# Data shown:
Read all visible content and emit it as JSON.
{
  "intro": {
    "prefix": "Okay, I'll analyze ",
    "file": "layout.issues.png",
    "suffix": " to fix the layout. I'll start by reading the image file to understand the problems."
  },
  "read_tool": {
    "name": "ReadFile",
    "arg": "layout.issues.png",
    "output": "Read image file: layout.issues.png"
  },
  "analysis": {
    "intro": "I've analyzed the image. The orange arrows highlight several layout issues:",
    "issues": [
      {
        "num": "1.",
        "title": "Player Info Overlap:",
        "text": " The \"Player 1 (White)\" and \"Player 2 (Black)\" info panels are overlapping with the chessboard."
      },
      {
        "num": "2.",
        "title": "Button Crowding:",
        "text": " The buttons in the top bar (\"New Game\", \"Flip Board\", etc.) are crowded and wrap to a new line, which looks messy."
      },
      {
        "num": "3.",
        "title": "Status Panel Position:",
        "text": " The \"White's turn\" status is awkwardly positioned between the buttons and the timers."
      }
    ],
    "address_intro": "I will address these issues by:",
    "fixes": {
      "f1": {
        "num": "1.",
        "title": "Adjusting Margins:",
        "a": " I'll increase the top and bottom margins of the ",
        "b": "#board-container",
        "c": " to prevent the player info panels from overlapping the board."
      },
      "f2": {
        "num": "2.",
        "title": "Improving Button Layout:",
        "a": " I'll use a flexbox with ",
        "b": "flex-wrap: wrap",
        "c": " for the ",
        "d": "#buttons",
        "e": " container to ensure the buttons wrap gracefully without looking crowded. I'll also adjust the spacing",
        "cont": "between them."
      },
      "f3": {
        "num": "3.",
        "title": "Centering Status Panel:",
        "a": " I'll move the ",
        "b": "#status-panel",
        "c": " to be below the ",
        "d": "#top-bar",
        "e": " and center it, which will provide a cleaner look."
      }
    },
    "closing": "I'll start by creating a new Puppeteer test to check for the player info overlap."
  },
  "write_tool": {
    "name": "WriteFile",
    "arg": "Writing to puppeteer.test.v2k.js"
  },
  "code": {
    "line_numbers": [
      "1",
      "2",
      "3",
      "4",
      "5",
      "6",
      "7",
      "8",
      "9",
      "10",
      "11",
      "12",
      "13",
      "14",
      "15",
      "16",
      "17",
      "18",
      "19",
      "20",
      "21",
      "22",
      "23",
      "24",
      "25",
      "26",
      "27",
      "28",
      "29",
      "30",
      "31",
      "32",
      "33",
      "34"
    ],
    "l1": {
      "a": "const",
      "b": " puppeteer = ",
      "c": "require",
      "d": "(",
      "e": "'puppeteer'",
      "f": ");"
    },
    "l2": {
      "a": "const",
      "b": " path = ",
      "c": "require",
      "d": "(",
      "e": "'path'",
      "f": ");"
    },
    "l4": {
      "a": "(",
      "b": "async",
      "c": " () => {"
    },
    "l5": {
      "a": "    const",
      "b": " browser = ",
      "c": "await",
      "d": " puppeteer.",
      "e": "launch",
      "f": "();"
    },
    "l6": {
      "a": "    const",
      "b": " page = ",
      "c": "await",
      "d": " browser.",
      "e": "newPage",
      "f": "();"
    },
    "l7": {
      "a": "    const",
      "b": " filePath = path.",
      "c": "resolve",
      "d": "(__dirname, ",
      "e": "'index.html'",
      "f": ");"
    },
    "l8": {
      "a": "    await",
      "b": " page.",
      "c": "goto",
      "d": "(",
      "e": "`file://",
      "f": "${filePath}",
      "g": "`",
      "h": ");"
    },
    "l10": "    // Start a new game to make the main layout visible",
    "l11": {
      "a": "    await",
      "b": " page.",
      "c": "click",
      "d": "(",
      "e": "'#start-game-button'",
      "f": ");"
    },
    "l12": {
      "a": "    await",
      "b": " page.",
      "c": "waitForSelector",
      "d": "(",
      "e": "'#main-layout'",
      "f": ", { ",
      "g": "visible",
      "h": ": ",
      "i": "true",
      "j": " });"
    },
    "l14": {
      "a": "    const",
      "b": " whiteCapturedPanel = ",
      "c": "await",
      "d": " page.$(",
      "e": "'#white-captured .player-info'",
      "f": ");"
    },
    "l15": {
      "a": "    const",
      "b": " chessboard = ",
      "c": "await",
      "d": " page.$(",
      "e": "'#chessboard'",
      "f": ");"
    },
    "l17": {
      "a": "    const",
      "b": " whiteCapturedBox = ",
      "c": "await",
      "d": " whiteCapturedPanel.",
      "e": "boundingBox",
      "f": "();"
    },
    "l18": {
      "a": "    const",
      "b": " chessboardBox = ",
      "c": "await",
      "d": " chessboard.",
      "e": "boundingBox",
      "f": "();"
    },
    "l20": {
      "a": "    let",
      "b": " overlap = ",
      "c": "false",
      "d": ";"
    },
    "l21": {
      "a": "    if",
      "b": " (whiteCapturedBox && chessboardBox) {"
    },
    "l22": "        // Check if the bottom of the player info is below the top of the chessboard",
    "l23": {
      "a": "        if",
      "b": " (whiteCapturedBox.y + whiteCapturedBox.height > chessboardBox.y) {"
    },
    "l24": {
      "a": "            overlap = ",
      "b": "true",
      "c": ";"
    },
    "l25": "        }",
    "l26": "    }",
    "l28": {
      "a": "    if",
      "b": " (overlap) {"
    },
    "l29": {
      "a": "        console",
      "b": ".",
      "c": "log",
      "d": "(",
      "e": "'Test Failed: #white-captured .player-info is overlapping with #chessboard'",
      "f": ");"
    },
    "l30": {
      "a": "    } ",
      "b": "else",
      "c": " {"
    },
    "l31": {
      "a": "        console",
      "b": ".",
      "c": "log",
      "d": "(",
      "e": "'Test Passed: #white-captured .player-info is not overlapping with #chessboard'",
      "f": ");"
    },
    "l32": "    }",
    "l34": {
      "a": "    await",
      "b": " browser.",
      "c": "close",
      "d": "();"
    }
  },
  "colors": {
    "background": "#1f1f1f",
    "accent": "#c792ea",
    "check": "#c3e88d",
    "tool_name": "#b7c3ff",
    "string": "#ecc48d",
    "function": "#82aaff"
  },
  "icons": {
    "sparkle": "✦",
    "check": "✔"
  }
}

# Problem description:
Return each line of the data that contains the string "below".

# Task response:
        "c": " to be below the ",
    "l22": "        // Check if the bottom of the player info is below the top of the chessboard",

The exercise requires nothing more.